[Stored items]
=-=-=

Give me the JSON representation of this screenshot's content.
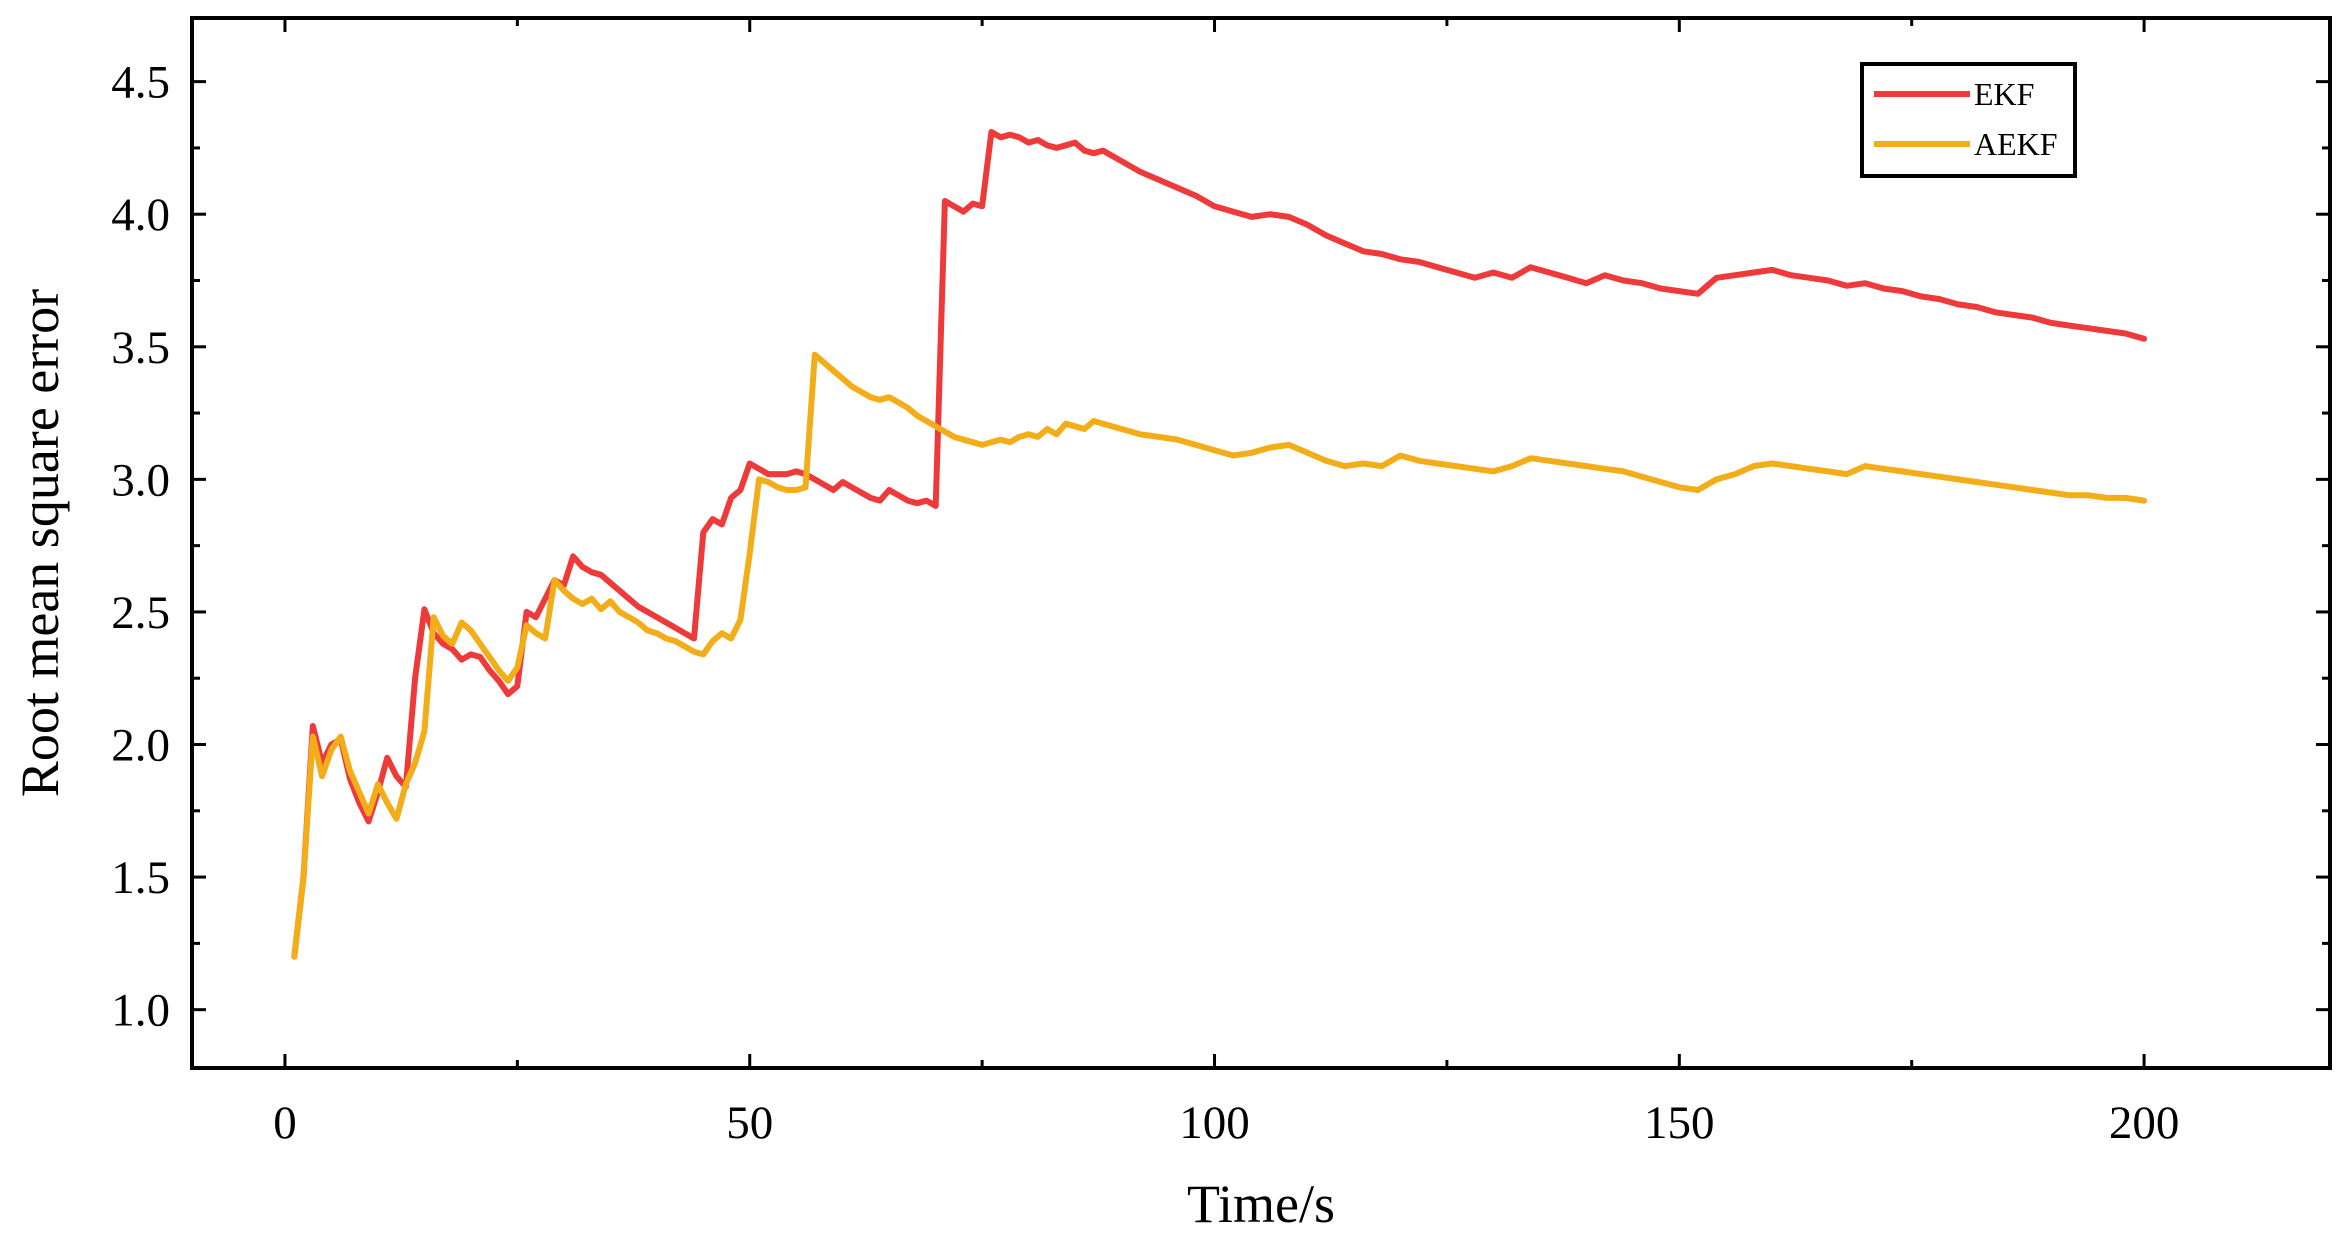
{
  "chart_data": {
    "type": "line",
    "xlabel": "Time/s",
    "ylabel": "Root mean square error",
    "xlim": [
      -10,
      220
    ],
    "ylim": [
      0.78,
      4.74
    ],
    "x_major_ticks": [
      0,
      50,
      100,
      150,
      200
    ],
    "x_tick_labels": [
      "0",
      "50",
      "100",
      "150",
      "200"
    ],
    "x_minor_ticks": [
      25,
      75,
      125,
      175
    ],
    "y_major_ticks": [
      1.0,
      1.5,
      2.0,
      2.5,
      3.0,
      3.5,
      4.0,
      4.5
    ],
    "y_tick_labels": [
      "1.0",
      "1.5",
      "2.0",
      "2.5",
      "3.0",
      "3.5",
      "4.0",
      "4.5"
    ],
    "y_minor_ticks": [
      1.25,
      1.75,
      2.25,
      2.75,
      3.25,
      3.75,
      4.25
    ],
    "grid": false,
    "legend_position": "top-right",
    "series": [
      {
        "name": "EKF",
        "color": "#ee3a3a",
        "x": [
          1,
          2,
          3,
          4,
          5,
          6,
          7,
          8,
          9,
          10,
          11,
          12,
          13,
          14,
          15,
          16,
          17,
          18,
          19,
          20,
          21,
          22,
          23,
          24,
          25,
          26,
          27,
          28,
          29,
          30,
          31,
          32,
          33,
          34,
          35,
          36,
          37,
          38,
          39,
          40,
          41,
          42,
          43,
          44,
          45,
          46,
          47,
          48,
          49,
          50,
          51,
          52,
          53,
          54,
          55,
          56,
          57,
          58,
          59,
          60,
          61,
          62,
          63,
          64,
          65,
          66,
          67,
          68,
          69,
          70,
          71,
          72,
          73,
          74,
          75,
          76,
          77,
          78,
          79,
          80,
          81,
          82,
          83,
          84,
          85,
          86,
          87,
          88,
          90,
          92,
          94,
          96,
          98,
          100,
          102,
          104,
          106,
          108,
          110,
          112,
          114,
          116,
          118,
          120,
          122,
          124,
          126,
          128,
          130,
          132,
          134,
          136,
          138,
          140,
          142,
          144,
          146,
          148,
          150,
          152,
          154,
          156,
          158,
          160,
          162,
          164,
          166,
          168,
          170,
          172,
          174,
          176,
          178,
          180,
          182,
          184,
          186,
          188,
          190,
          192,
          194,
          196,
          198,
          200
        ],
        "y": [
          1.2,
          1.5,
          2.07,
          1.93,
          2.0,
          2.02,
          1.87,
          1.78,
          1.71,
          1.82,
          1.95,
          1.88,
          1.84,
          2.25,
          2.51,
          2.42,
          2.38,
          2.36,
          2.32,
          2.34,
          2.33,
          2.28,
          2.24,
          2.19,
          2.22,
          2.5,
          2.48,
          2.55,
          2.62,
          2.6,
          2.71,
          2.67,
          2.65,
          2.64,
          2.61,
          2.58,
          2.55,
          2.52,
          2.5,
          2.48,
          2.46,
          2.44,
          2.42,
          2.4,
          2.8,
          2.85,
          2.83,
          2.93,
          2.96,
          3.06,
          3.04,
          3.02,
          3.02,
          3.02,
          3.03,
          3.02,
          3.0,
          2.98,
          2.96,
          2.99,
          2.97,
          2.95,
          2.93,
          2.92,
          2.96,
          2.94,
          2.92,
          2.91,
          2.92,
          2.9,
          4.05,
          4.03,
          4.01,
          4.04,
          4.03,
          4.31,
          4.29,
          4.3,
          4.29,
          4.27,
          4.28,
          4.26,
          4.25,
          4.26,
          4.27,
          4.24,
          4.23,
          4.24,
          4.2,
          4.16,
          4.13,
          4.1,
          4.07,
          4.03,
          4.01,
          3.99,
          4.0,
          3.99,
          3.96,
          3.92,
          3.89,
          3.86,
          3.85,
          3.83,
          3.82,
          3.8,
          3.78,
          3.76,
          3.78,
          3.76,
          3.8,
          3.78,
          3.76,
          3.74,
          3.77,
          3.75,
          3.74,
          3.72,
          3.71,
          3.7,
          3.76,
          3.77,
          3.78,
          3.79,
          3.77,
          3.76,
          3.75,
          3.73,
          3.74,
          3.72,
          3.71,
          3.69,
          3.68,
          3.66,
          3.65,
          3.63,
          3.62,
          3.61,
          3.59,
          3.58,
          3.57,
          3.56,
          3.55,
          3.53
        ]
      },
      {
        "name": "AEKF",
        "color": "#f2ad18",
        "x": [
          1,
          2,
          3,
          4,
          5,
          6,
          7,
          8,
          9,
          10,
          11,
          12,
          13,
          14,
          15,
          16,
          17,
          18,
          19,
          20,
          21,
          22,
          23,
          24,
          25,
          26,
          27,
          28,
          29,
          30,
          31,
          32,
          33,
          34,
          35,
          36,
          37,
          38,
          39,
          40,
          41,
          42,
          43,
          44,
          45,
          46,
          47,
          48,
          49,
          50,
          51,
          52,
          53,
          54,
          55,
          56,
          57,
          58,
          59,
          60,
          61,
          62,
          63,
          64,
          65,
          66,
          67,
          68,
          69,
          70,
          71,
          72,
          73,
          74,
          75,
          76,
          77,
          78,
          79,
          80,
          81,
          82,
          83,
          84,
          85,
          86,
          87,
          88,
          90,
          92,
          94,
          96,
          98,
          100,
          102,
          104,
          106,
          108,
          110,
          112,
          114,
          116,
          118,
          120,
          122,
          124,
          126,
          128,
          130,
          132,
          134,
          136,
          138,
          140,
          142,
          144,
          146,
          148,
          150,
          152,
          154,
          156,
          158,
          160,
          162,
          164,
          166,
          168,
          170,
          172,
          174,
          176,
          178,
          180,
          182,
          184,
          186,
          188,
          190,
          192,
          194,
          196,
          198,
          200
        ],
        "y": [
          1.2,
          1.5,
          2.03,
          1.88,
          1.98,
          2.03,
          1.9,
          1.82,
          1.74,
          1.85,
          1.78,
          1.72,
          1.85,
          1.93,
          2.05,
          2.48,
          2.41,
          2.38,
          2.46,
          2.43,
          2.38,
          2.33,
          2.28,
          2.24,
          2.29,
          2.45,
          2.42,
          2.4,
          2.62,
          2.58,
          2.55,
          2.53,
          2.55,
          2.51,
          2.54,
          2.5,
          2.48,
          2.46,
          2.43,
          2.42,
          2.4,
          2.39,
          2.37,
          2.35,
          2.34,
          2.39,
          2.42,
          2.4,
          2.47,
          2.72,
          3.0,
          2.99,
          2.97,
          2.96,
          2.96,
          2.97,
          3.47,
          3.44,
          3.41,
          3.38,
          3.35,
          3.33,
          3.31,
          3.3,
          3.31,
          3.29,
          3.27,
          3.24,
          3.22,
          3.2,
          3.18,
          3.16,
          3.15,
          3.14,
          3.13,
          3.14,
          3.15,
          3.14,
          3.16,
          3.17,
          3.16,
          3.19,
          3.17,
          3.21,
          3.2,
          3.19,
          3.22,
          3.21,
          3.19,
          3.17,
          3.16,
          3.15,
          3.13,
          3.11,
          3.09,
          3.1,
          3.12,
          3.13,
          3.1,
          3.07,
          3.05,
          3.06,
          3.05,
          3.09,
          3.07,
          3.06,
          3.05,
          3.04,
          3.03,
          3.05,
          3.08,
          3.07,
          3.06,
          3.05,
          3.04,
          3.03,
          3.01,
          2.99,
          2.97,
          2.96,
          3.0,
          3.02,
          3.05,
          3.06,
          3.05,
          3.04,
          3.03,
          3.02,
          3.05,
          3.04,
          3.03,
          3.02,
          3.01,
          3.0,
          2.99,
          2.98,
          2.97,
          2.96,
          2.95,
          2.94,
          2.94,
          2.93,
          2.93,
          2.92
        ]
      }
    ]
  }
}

=-=-=

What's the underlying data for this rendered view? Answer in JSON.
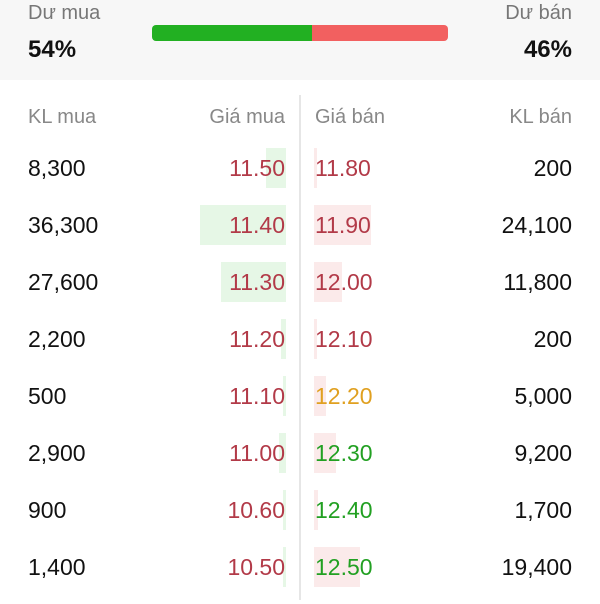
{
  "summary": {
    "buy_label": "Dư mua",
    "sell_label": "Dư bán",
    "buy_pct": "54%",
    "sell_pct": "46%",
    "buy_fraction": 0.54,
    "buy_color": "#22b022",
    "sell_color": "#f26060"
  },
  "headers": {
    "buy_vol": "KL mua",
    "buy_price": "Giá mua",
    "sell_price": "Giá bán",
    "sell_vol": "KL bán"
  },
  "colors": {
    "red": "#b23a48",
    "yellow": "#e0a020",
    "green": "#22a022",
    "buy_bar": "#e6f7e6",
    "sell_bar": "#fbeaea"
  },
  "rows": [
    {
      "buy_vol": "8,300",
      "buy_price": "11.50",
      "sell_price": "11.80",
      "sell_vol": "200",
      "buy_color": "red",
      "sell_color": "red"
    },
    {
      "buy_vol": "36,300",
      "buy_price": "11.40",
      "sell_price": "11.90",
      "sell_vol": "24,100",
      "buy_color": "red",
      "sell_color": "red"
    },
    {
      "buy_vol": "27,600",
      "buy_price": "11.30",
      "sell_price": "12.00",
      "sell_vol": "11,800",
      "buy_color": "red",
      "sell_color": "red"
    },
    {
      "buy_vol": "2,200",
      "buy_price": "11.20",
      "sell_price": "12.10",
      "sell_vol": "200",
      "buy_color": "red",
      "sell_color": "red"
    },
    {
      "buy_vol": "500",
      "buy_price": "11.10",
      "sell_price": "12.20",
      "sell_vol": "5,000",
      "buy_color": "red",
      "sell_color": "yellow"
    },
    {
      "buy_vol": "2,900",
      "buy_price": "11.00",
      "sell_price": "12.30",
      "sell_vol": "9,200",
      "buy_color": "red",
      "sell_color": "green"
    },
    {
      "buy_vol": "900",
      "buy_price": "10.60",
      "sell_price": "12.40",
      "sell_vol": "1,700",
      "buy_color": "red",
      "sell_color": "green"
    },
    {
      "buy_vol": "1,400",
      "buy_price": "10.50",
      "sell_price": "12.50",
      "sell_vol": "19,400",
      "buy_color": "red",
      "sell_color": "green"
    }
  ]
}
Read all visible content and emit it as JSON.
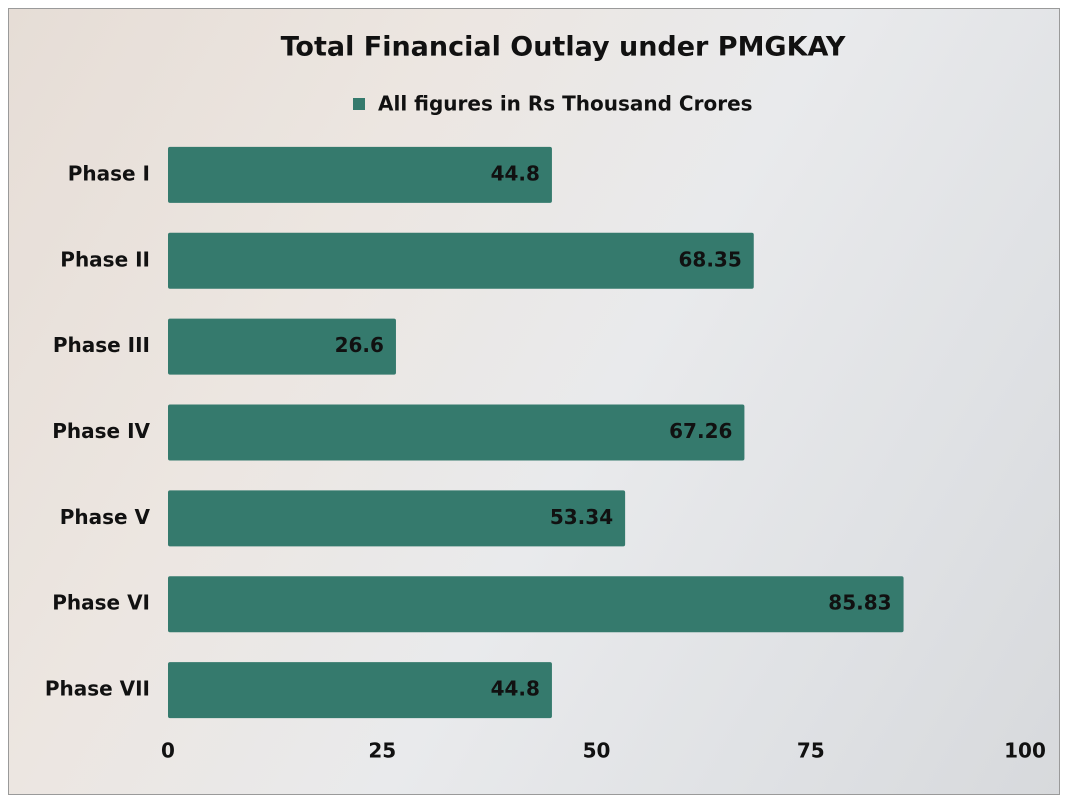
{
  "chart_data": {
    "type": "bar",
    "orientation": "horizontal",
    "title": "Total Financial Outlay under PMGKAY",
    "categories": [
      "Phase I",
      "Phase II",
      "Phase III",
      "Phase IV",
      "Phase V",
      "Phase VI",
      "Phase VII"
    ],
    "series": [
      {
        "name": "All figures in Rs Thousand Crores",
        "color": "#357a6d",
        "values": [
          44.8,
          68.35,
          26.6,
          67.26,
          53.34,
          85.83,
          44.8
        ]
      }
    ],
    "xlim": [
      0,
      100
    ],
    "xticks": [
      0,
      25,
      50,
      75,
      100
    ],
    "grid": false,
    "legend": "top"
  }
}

=-=-=

Single out each line of the records above with the string "this" in it, and copy it.

Give me the JSON representation of this screenshot's content.
What's the underlying data for this rendered view? Answer in JSON.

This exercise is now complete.